◆ **TASK INSTRUCTIONS**: Reproduce the material word for word; the images stay out.

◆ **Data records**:
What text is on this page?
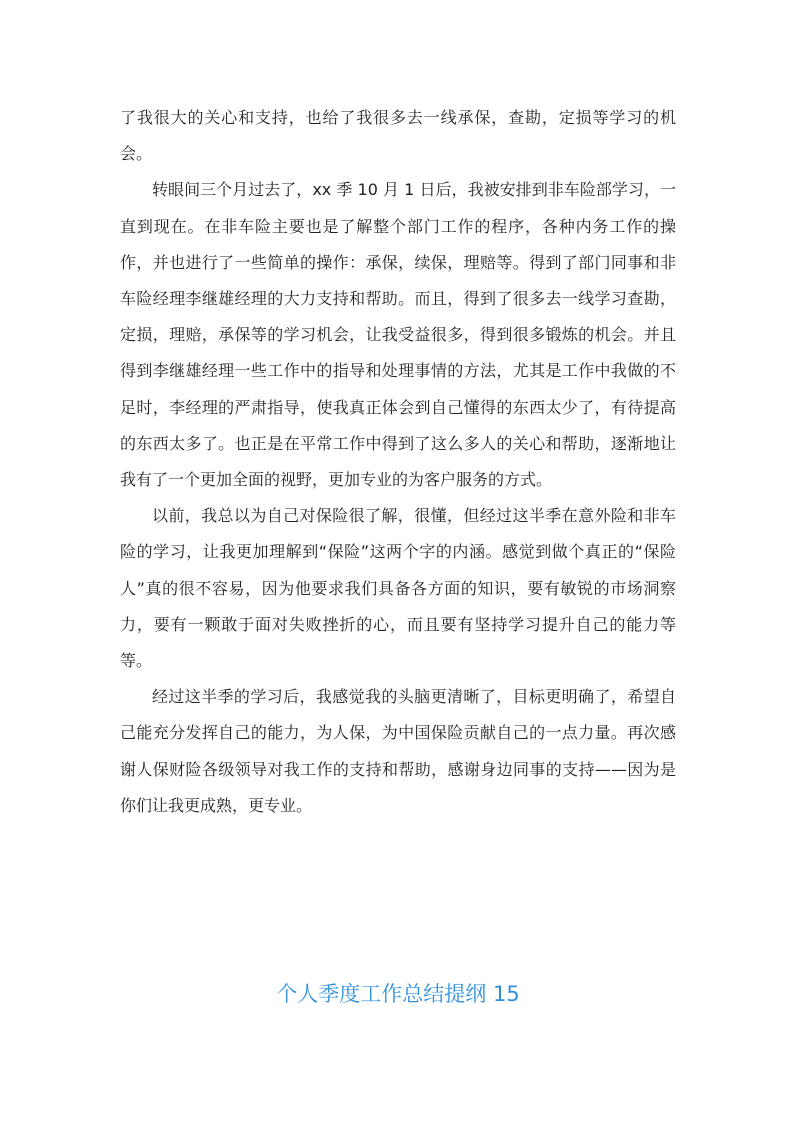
了我很大的关心和支持，也给了我很多去一线承保，查勘，定损等学习的机会。

转眼间三个月过去了，xx 季 10 月 1 日后，我被安排到非车险部学习，一直到现在。在非车险主要也是了解整个部门工作的程序，各种内务工作的操作，并也进行了一些简单的操作：承保，续保，理赔等。得到了部门同事和非车险经理李继雄经理的大力支持和帮助。而且，得到了很多去一线学习查勘，定损，理赔，承保等的学习机会，让我受益很多，得到很多锻炼的机会。并且得到李继雄经理一些工作中的指导和处理事情的方法，尤其是工作中我做的不足时，李经理的严肃指导，使我真正体会到自己懂得的东西太少了，有待提高的东西太多了。也正是在平常工作中得到了这么多人的关心和帮助，逐渐地让我有了一个更加全面的视野，更加专业的为客户服务的方式。

以前，我总以为自己对保险很了解，很懂，但经过这半季在意外险和非车险的学习，让我更加理解到“保险”这两个字的内涵。感觉到做个真正的“保险人”真的很不容易，因为他要求我们具备各方面的知识，要有敏锐的市场洞察力，要有一颗敢于面对失败挫折的心，而且要有坚持学习提升自己的能力等等。

经过这半季的学习后，我感觉我的头脑更清晰了，目标更明确了，希望自己能充分发挥自己的能力，为人保，为中国保险贡献自己的一点力量。再次感谢人保财险各级领导对我工作的支持和帮助，感谢身边同事的支持——因为是你们让我更成熟，更专业。

个人季度工作总结提纲 15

◆ **IN RESPONSE**:
What text is on this page?
了我很大的关心和支持，也给了我很多去一线承保，查勘，定损等学习的机会。

转眼间三个月过去了，xx 季 10 月 1 日后，我被安排到非车险部学习，一直到现在。在非车险主要也是了解整个部门工作的程序，各种内务工作的操作，并也进行了一些简单的操作：承保，续保，理赔等。得到了部门同事和非车险经理李继雄经理的大力支持和帮助。而且，得到了很多去一线学习查勘，定损，理赔，承保等的学习机会，让我受益很多，得到很多锻炼的机会。并且得到李继雄经理一些工作中的指导和处理事情的方法，尤其是工作中我做的不足时，李经理的严肃指导，使我真正体会到自己懂得的东西太少了，有待提高的东西太多了。也正是在平常工作中得到了这么多人的关心和帮助，逐渐地让我有了一个更加全面的视野，更加专业的为客户服务的方式。

以前，我总以为自己对保险很了解，很懂，但经过这半季在意外险和非车险的学习，让我更加理解到“保险”这两个字的内涵。感觉到做个真正的“保险人”真的很不容易，因为他要求我们具备各方面的知识，要有敏锐的市场洞察力，要有一颗敢于面对失败挫折的心，而且要有坚持学习提升自己的能力等等。

经过这半季的学习后，我感觉我的头脑更清晰了，目标更明确了，希望自己能充分发挥自己的能力，为人保，为中国保险贡献自己的一点力量。再次感谢人保财险各级领导对我工作的支持和帮助，感谢身边同事的支持——因为是你们让我更成熟，更专业。

个人季度工作总结提纲 15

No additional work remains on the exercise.